> [EXERCISE DESCRIPTION]:
Copy the passage of the Medicare Advantage article that opens with "Mon, Apr 1, 2019" and closes with "decide to enroll.", swapping "seniors" for "retirees".

> [TEXT EXCERPT]:
* * * * * * * * *
Mon, Apr 1, 2019

Some Surprising Risks of Medicare Advantage Plans

Are you considering signing up for a Medicare Advantage plan? A growing number of seniors are choosing these private insurance plans, which typically offer low or zero premiums – and sometimes more services – than traditional Medicare.

While lower costs sound good, there are downsides and risks to Medicare Advantage. You should know what they are and how they might affect you and your healthcare if you decide to enroll.

Medicare Advantage Plans Explained

First, it’s worth understanding just what a Medicare Advantage plan is and how it works. Medicare Advantage is an alternative to traditional Medicare. It is administered by private insurers rather than by the government.

Medicare Advantage plans are typically either health maintenance organizations (HMOs) or preferred provider organizations (PPOs). Both offer hospital and medical coverage (Medicare Part A and Part B). In many cases they also offer prescription drug coverage (Medicare Part D), dental and vision coverage and even gym memberships.
* * * * * * * * *
> [PROVIDED INFORMATION]:
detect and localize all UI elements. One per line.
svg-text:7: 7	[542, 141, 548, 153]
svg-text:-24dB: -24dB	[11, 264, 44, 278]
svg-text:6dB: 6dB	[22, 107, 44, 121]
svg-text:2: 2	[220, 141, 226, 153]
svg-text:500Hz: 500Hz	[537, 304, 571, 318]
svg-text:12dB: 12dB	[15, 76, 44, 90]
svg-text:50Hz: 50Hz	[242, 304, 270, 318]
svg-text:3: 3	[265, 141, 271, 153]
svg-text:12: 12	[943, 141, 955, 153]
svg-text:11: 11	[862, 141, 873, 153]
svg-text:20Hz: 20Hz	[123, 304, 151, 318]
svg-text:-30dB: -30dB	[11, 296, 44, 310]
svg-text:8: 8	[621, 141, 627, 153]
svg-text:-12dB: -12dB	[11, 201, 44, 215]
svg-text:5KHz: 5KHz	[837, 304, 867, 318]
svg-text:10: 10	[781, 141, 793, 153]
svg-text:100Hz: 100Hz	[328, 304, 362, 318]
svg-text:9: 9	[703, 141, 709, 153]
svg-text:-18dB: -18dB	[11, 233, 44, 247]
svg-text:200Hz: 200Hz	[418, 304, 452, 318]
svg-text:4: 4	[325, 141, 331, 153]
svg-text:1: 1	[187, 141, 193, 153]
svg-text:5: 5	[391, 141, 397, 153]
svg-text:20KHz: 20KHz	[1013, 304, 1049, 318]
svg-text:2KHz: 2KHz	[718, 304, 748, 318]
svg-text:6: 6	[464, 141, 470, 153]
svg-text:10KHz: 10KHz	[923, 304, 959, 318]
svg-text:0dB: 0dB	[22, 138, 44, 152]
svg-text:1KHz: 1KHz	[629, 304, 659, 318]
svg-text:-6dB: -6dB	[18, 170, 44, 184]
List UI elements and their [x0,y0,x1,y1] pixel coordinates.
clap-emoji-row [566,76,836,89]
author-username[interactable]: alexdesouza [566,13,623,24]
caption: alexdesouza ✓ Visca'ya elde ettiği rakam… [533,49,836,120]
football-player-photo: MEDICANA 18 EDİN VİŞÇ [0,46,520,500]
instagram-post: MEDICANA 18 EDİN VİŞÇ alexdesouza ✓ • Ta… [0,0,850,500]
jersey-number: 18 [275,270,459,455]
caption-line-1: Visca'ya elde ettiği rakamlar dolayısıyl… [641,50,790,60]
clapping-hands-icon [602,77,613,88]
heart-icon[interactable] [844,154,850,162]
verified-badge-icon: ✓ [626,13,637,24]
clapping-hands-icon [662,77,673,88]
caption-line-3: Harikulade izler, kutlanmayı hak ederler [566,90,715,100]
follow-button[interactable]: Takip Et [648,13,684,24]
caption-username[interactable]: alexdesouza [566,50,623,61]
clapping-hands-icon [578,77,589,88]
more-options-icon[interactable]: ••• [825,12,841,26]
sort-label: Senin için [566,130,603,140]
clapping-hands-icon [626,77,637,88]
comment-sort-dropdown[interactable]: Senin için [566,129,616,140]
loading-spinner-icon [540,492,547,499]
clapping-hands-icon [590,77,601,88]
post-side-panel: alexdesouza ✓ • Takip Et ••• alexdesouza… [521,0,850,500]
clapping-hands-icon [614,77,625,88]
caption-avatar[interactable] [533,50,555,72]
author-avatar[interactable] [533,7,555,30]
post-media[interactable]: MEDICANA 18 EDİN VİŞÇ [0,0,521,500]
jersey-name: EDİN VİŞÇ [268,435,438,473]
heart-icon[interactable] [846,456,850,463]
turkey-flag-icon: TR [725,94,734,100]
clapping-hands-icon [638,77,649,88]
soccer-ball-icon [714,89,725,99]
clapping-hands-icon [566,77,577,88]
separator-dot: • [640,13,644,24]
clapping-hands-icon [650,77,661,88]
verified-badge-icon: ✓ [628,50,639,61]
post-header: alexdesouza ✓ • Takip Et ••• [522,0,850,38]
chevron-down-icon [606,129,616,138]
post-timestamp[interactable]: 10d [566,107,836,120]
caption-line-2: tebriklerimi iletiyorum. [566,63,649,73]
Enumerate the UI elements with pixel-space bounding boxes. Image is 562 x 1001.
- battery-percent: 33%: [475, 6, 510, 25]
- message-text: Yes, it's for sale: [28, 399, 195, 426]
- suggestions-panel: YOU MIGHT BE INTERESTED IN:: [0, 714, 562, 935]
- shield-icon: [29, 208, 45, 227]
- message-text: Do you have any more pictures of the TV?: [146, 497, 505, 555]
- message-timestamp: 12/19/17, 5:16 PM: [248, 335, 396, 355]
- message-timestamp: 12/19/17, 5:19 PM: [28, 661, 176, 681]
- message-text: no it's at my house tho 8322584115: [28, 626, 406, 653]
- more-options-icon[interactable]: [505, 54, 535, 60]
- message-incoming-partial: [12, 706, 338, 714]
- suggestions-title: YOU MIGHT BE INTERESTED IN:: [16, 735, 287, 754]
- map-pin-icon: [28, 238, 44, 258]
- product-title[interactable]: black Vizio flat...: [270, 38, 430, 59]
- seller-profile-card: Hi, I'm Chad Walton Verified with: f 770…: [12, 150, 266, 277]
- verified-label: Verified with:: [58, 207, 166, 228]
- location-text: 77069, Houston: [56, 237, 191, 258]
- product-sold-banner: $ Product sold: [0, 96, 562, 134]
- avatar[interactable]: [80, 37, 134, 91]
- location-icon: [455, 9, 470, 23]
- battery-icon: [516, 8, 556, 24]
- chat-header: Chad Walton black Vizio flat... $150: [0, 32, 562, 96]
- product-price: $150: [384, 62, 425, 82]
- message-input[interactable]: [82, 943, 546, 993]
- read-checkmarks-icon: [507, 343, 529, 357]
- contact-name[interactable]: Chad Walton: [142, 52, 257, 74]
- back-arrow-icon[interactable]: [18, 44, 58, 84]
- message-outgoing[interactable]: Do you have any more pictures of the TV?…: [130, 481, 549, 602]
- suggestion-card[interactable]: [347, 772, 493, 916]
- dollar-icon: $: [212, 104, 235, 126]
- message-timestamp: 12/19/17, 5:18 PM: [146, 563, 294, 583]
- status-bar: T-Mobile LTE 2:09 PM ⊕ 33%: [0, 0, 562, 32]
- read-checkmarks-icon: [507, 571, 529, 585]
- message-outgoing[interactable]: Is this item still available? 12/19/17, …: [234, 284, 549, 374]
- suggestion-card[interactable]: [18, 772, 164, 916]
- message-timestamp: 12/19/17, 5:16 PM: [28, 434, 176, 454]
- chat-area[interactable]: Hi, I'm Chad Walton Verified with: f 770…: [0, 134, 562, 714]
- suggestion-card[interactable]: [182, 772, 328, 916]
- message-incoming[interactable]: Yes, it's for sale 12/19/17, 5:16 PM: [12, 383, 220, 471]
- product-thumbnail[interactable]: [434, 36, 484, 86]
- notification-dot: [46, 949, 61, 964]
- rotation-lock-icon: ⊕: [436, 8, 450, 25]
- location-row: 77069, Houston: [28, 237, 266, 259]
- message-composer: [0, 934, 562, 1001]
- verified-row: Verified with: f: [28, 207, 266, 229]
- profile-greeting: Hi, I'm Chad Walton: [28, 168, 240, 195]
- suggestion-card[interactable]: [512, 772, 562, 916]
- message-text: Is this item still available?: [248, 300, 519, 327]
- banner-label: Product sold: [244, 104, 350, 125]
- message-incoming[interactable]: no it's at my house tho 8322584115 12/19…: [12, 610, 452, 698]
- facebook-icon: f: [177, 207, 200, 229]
* * * * * * * * *
> [TASK OUTPUT]:
Mon, Apr 1, 2019

Some Surprising Risks of Medicare Advantage Plans

Are you considering signing up for a Medicare Advantage plan? A growing number of retirees are choosing these private insurance plans, which typically offer low or zero premiums – and sometimes more services – than traditional Medicare.

While lower costs sound good, there are downsides and risks to Medicare Advantage. You should know what they are and how they might affect you and your healthcare if you decide to enroll.